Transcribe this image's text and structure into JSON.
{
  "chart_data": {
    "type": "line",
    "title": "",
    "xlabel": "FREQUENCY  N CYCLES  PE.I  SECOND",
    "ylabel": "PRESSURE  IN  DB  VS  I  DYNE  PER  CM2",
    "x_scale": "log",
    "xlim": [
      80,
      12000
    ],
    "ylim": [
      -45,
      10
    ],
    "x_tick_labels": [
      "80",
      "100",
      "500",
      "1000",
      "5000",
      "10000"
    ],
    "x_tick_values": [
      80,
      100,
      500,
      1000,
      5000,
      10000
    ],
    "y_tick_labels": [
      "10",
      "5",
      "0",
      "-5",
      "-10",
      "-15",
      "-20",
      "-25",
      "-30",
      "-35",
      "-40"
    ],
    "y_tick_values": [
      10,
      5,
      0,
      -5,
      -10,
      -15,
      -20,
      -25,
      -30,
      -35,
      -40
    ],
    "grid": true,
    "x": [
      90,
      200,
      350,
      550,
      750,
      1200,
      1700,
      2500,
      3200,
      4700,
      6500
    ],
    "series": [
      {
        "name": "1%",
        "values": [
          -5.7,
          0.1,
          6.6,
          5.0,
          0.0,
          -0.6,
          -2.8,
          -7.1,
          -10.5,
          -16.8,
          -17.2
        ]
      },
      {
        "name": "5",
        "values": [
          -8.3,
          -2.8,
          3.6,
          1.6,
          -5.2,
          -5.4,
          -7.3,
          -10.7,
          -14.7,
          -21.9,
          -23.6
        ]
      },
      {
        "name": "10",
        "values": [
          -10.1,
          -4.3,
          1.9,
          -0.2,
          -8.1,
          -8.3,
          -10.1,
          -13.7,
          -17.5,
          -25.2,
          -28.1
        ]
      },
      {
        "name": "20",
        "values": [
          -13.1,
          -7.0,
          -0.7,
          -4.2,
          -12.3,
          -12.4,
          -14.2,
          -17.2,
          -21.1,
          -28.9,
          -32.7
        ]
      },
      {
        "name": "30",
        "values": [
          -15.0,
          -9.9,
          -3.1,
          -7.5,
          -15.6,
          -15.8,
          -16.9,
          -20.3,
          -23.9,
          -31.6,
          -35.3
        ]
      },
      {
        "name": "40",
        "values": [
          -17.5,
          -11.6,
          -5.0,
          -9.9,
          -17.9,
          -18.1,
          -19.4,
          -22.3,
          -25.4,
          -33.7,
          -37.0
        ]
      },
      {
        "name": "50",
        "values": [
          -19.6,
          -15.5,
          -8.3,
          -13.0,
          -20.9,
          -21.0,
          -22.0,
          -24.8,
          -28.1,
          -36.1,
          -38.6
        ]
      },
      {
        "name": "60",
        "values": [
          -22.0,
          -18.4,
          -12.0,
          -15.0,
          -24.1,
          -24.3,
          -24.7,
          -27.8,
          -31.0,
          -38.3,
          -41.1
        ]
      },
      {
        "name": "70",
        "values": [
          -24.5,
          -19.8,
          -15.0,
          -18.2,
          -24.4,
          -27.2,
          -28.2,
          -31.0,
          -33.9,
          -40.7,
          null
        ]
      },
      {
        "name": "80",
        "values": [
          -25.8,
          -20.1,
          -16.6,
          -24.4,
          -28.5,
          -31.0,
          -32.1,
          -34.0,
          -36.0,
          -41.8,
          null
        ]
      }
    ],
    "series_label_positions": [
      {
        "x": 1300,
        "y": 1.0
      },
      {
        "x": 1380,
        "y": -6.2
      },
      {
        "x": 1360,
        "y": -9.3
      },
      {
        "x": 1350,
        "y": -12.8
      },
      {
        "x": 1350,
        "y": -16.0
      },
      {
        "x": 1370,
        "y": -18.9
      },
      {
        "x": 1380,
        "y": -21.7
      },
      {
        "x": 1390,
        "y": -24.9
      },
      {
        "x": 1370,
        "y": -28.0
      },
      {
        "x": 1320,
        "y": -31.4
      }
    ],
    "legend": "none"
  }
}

### TO DO
Output the data above exactly, please, line for line.

### EXERCISE SOLUTION
Transcribe this image's text and structure into JSON.
{
  "chart_data": {
    "type": "line",
    "title": "",
    "xlabel": "FREQUENCY  N CYCLES  PE.I  SECOND",
    "ylabel": "PRESSURE  IN  DB  VS  I  DYNE  PER  CM2",
    "x_scale": "log",
    "xlim": [
      80,
      12000
    ],
    "ylim": [
      -45,
      10
    ],
    "x_tick_labels": [
      "80",
      "100",
      "500",
      "1000",
      "5000",
      "10000"
    ],
    "x_tick_values": [
      80,
      100,
      500,
      1000,
      5000,
      10000
    ],
    "y_tick_labels": [
      "10",
      "5",
      "0",
      "-5",
      "-10",
      "-15",
      "-20",
      "-25",
      "-30",
      "-35",
      "-40"
    ],
    "y_tick_values": [
      10,
      5,
      0,
      -5,
      -10,
      -15,
      -20,
      -25,
      -30,
      -35,
      -40
    ],
    "grid": true,
    "x": [
      90,
      200,
      350,
      550,
      750,
      1200,
      1700,
      2500,
      3200,
      4700,
      6500
    ],
    "series": [
      {
        "name": "1%",
        "values": [
          -5.7,
          0.1,
          6.6,
          5.0,
          0.0,
          -0.6,
          -2.8,
          -7.1,
          -10.5,
          -16.8,
          -17.2
        ]
      },
      {
        "name": "5",
        "values": [
          -8.3,
          -2.8,
          3.6,
          1.6,
          -5.2,
          -5.4,
          -7.3,
          -10.7,
          -14.7,
          -21.9,
          -23.6
        ]
      },
      {
        "name": "10",
        "values": [
          -10.1,
          -4.3,
          1.9,
          -0.2,
          -8.1,
          -8.3,
          -10.1,
          -13.7,
          -17.5,
          -25.2,
          -28.1
        ]
      },
      {
        "name": "20",
        "values": [
          -13.1,
          -7.0,
          -0.7,
          -4.2,
          -12.3,
          -12.4,
          -14.2,
          -17.2,
          -21.1,
          -28.9,
          -32.7
        ]
      },
      {
        "name": "30",
        "values": [
          -15.0,
          -9.9,
          -3.1,
          -7.5,
          -15.6,
          -15.8,
          -16.9,
          -20.3,
          -23.9,
          -31.6,
          -35.3
        ]
      },
      {
        "name": "40",
        "values": [
          -17.5,
          -11.6,
          -5.0,
          -9.9,
          -17.9,
          -18.1,
          -19.4,
          -22.3,
          -25.4,
          -33.7,
          -37.0
        ]
      },
      {
        "name": "50",
        "values": [
          -19.6,
          -15.5,
          -8.3,
          -13.0,
          -20.9,
          -21.0,
          -22.0,
          -24.8,
          -28.1,
          -36.1,
          -38.6
        ]
      },
      {
        "name": "60",
        "values": [
          -22.0,
          -18.4,
          -12.0,
          -15.0,
          -24.1,
          -24.3,
          -24.7,
          -27.8,
          -31.0,
          -38.3,
          -41.1
        ]
      },
      {
        "name": "70",
        "values": [
          -24.5,
          -19.8,
          -15.0,
          -18.2,
          -24.4,
          -27.2,
          -28.2,
          -31.0,
          -33.9,
          -40.7,
          null
        ]
      },
      {
        "name": "80",
        "values": [
          -25.8,
          -20.1,
          -16.6,
          -24.4,
          -28.5,
          -31.0,
          -32.1,
          -34.0,
          -36.0,
          -41.8,
          null
        ]
      }
    ],
    "series_label_positions": [
      {
        "x": 1300,
        "y": 1.0
      },
      {
        "x": 1380,
        "y": -6.2
      },
      {
        "x": 1360,
        "y": -9.3
      },
      {
        "x": 1350,
        "y": -12.8
      },
      {
        "x": 1350,
        "y": -16.0
      },
      {
        "x": 1370,
        "y": -18.9
      },
      {
        "x": 1380,
        "y": -21.7
      },
      {
        "x": 1390,
        "y": -24.9
      },
      {
        "x": 1370,
        "y": -28.0
      },
      {
        "x": 1320,
        "y": -31.4
      }
    ],
    "legend": "none"
  }
}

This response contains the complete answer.